| WHAT THIS TASK INVOLVES |
Your task is to repeat the lines below exactly, excluding any pictures they contain.

═════ TASK INPUT

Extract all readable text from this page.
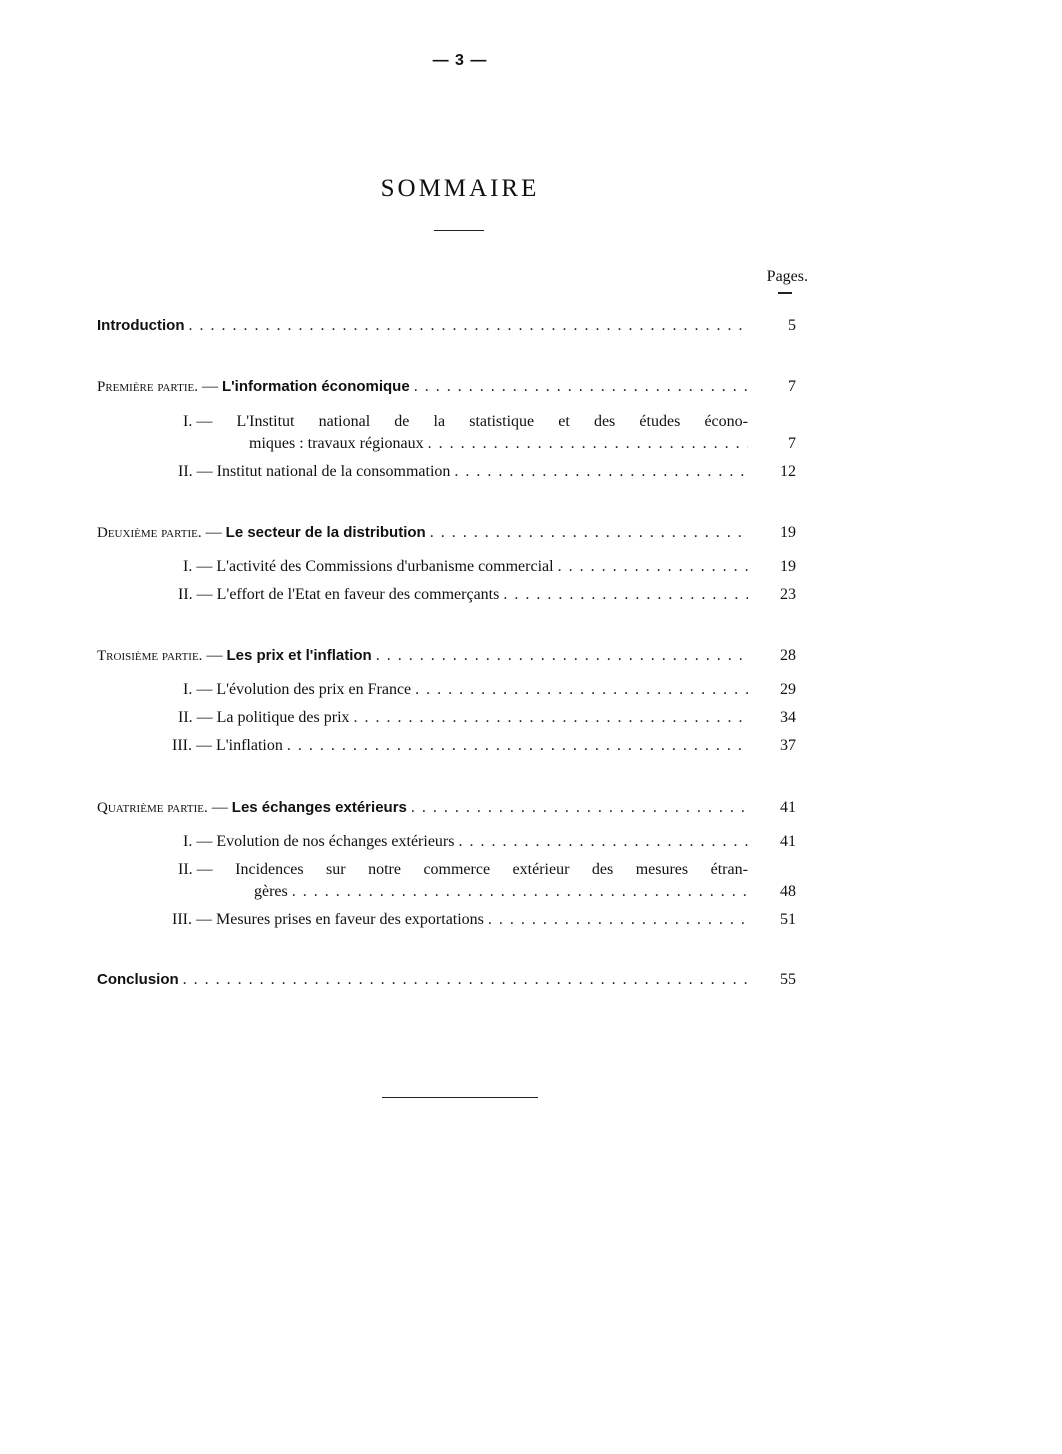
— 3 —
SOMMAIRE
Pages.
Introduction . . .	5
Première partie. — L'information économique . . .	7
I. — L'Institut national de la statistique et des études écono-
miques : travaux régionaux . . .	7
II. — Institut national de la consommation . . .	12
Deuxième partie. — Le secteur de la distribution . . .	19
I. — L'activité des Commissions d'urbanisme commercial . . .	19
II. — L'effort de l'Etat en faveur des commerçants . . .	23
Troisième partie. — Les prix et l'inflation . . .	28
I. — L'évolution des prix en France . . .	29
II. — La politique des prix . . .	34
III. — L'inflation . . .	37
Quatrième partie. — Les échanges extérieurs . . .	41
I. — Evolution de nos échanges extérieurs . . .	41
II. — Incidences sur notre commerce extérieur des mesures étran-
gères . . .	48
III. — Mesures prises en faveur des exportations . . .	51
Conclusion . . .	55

══════════

| SOLUTION FOR THIS TASK |
Extract all readable text from this page.
— 3 —
SOMMAIRE
Pages.
Introduction . . .	5
Première partie. — L'information économique . . .	7
I. — L'Institut national de la statistique et des études écono-
miques : travaux régionaux . . .	7
II. — Institut national de la consommation . . .	12
Deuxième partie. — Le secteur de la distribution . . .	19
I. — L'activité des Commissions d'urbanisme commercial . . .	19
II. — L'effort de l'Etat en faveur des commerçants . . .	23
Troisième partie. — Les prix et l'inflation . . .	28
I. — L'évolution des prix en France . . .	29
II. — La politique des prix . . .	34
III. — L'inflation . . .	37
Quatrième partie. — Les échanges extérieurs . . .	41
I. — Evolution de nos échanges extérieurs . . .	41
II. — Incidences sur notre commerce extérieur des mesures étran-
gères . . .	48
III. — Mesures prises en faveur des exportations . . .	51
Conclusion . . .	55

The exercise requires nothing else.